## Material supplied
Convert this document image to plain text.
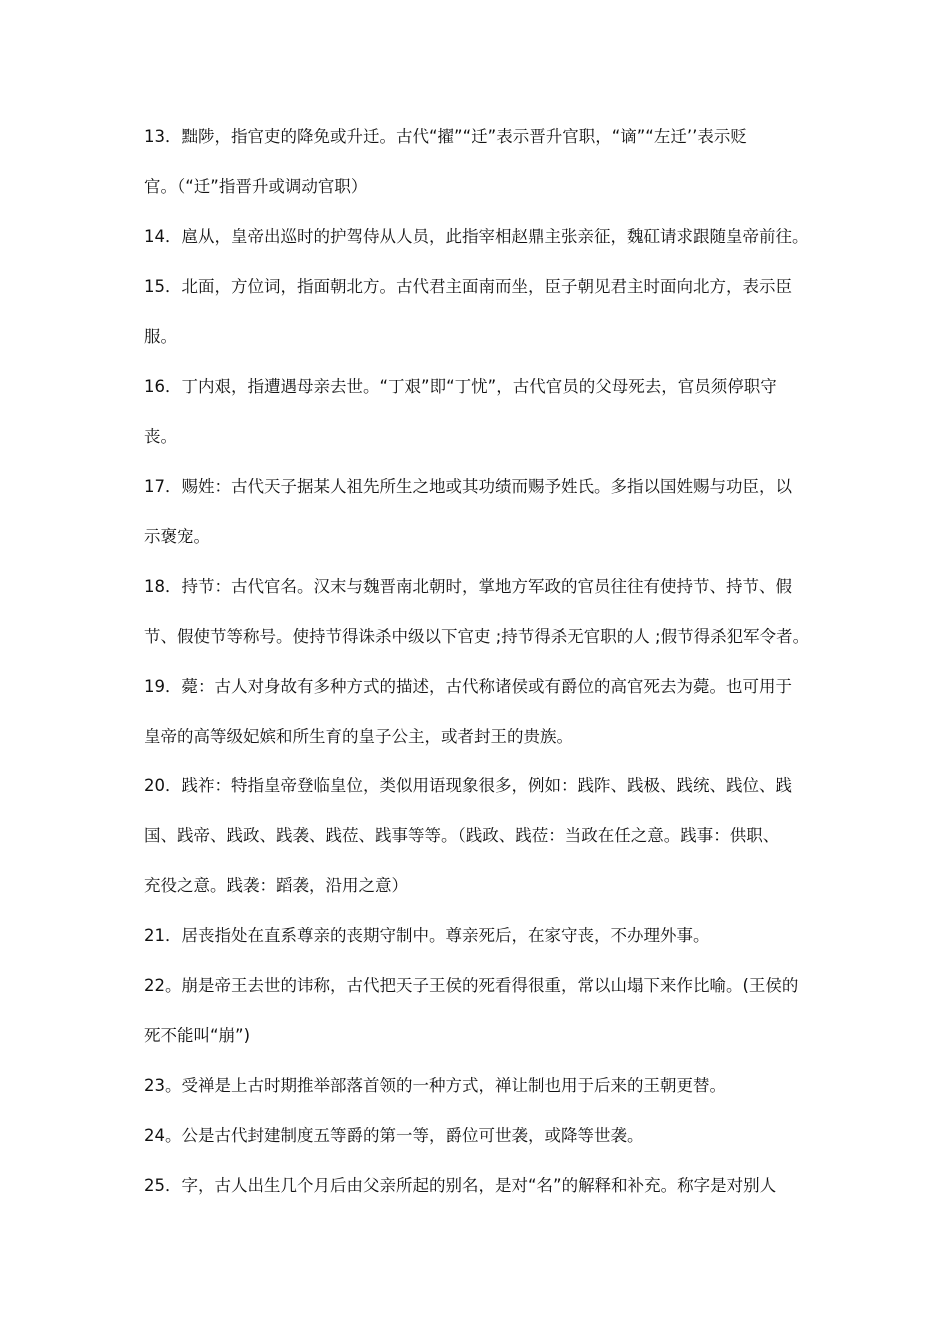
13．黜陟，指官吏的降免或升迁。古代“擢”“迁”表示晋升官职，“谪”“左迁’’表示贬
官。（“迁”指晋升或调动官职）
14．扈从，皇帝出巡时的护驾侍从人员，此指宰相赵鼎主张亲征，魏矼请求跟随皇帝前往。
15．北面，方位词，指面朝北方。古代君主面南而坐，臣子朝见君主时面向北方，表示臣
服。
16．丁内艰，指遭遇母亲去世。“丁艰”即“丁忧”，古代官员的父母死去，官员须停职守
丧。
17．赐姓：古代天子据某人祖先所生之地或其功绩而赐予姓氏。多指以国姓赐与功臣，以
示褒宠。
18．持节：古代官名。汉末与魏晋南北朝时，掌地方军政的官员往往有使持节、持节、假
节、假使节等称号。使持节得诛杀中级以下官吏 ;持节得杀无官职的人 ;假节得杀犯军令者。
19．薨：古人对身故有多种方式的描述，古代称诸侯或有爵位的高官死去为薨。也可用于
皇帝的高等级妃嫔和所生育的皇子公主，或者封王的贵族。
20．践祚：特指皇帝登临皇位，类似用语现象很多，例如：践阼、践极、践统、践位、践
国、践帝、践政、践袭、践莅、践事等等。（践政、践莅：当政在任之意。践事：供职、
充役之意。践袭：蹈袭，沿用之意）
21．居丧指处在直系尊亲的丧期守制中。尊亲死后，在家守丧，不办理外事。
22。崩是帝王去世的讳称，古代把天子王侯的死看得很重，常以山塌下来作比喻。(王侯的
死不能叫“崩”)
23。受禅是上古时期推举部落首领的一种方式，禅让制也用于后来的王朝更替。
24。公是古代封建制度五等爵的第一等，爵位可世袭，或降等世袭。
25．字，古人出生几个月后由父亲所起的别名，是对“名”的解释和补充。称字是对别人
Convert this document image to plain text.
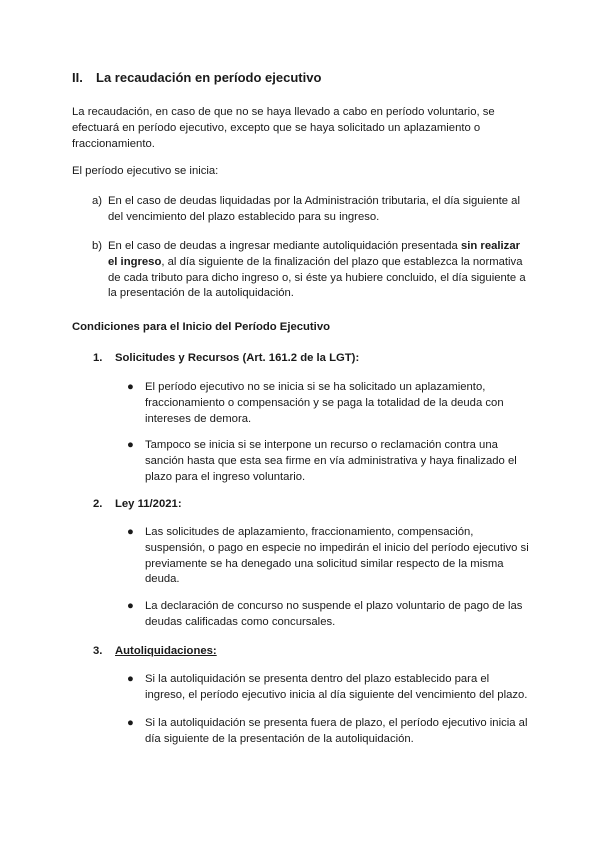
II. La recaudación en período ejecutivo
La recaudación, en caso de que no se haya llevado a cabo en período voluntario, se efectuará en período ejecutivo, excepto que se haya solicitado un aplazamiento o fraccionamiento.
El período ejecutivo se inicia:
a) En el caso de deudas liquidadas por la Administración tributaria, el día siguiente al del vencimiento del plazo establecido para su ingreso.
b) En el caso de deudas a ingresar mediante autoliquidación presentada sin realizar el ingreso, al día siguiente de la finalización del plazo que establezca la normativa de cada tributo para dicho ingreso o, si éste ya hubiere concluido, el día siguiente a la presentación de la autoliquidación.
Condiciones para el Inicio del Período Ejecutivo
1. Solicitudes y Recursos (Art. 161.2 de la LGT):
● El período ejecutivo no se inicia si se ha solicitado un aplazamiento, fraccionamiento o compensación y se paga la totalidad de la deuda con intereses de demora.
● Tampoco se inicia si se interpone un recurso o reclamación contra una sanción hasta que esta sea firme en vía administrativa y haya finalizado el plazo para el ingreso voluntario.
2. Ley 11/2021:
● Las solicitudes de aplazamiento, fraccionamiento, compensación, suspensión, o pago en especie no impedirán el inicio del período ejecutivo si previamente se ha denegado una solicitud similar respecto de la misma deuda.
● La declaración de concurso no suspende el plazo voluntario de pago de las deudas calificadas como concursales.
3. Autoliquidaciones:
● Si la autoliquidación se presenta dentro del plazo establecido para el ingreso, el período ejecutivo inicia al día siguiente del vencimiento del plazo.
● Si la autoliquidación se presenta fuera de plazo, el período ejecutivo inicia al día siguiente de la presentación de la autoliquidación.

## What to do
Every line above should be returned exactly; the pictures stay out.

## Exercise result
Convert this document image to plain text.
13．黜陟，指官吏的降免或升迁。古代“擢”“迁”表示晋升官职，“谪”“左迁’’表示贬
官。（“迁”指晋升或调动官职）
14．扈从，皇帝出巡时的护驾侍从人员，此指宰相赵鼎主张亲征，魏矼请求跟随皇帝前往。
15．北面，方位词，指面朝北方。古代君主面南而坐，臣子朝见君主时面向北方，表示臣
服。
16．丁内艰，指遭遇母亲去世。“丁艰”即“丁忧”，古代官员的父母死去，官员须停职守
丧。
17．赐姓：古代天子据某人祖先所生之地或其功绩而赐予姓氏。多指以国姓赐与功臣，以
示褒宠。
18．持节：古代官名。汉末与魏晋南北朝时，掌地方军政的官员往往有使持节、持节、假
节、假使节等称号。使持节得诛杀中级以下官吏 ;持节得杀无官职的人 ;假节得杀犯军令者。
19．薨：古人对身故有多种方式的描述，古代称诸侯或有爵位的高官死去为薨。也可用于
皇帝的高等级妃嫔和所生育的皇子公主，或者封王的贵族。
20．践祚：特指皇帝登临皇位，类似用语现象很多，例如：践阼、践极、践统、践位、践
国、践帝、践政、践袭、践莅、践事等等。（践政、践莅：当政在任之意。践事：供职、
充役之意。践袭：蹈袭，沿用之意）
21．居丧指处在直系尊亲的丧期守制中。尊亲死后，在家守丧，不办理外事。
22。崩是帝王去世的讳称，古代把天子王侯的死看得很重，常以山塌下来作比喻。(王侯的
死不能叫“崩”)
23。受禅是上古时期推举部落首领的一种方式，禅让制也用于后来的王朝更替。
24。公是古代封建制度五等爵的第一等，爵位可世袭，或降等世袭。
25．字，古人出生几个月后由父亲所起的别名，是对“名”的解释和补充。称字是对别人
Convert this document image to plain text.
II. La recaudación en período ejecutivo
La recaudación, en caso de que no se haya llevado a cabo en período voluntario, se efectuará en período ejecutivo, excepto que se haya solicitado un aplazamiento o fraccionamiento.
El período ejecutivo se inicia:
a) En el caso de deudas liquidadas por la Administración tributaria, el día siguiente al del vencimiento del plazo establecido para su ingreso.
b) En el caso de deudas a ingresar mediante autoliquidación presentada sin realizar el ingreso, al día siguiente de la finalización del plazo que establezca la normativa de cada tributo para dicho ingreso o, si éste ya hubiere concluido, el día siguiente a la presentación de la autoliquidación.
Condiciones para el Inicio del Período Ejecutivo
1. Solicitudes y Recursos (Art. 161.2 de la LGT):
● El período ejecutivo no se inicia si se ha solicitado un aplazamiento, fraccionamiento o compensación y se paga la totalidad de la deuda con intereses de demora.
● Tampoco se inicia si se interpone un recurso o reclamación contra una sanción hasta que esta sea firme en vía administrativa y haya finalizado el plazo para el ingreso voluntario.
2. Ley 11/2021:
● Las solicitudes de aplazamiento, fraccionamiento, compensación, suspensión, o pago en especie no impedirán el inicio del período ejecutivo si previamente se ha denegado una solicitud similar respecto de la misma deuda.
● La declaración de concurso no suspende el plazo voluntario de pago de las deudas calificadas como concursales.
3. Autoliquidaciones:
● Si la autoliquidación se presenta dentro del plazo establecido para el ingreso, el período ejecutivo inicia al día siguiente del vencimiento del plazo.
● Si la autoliquidación se presenta fuera de plazo, el período ejecutivo inicia al día siguiente de la presentación de la autoliquidación.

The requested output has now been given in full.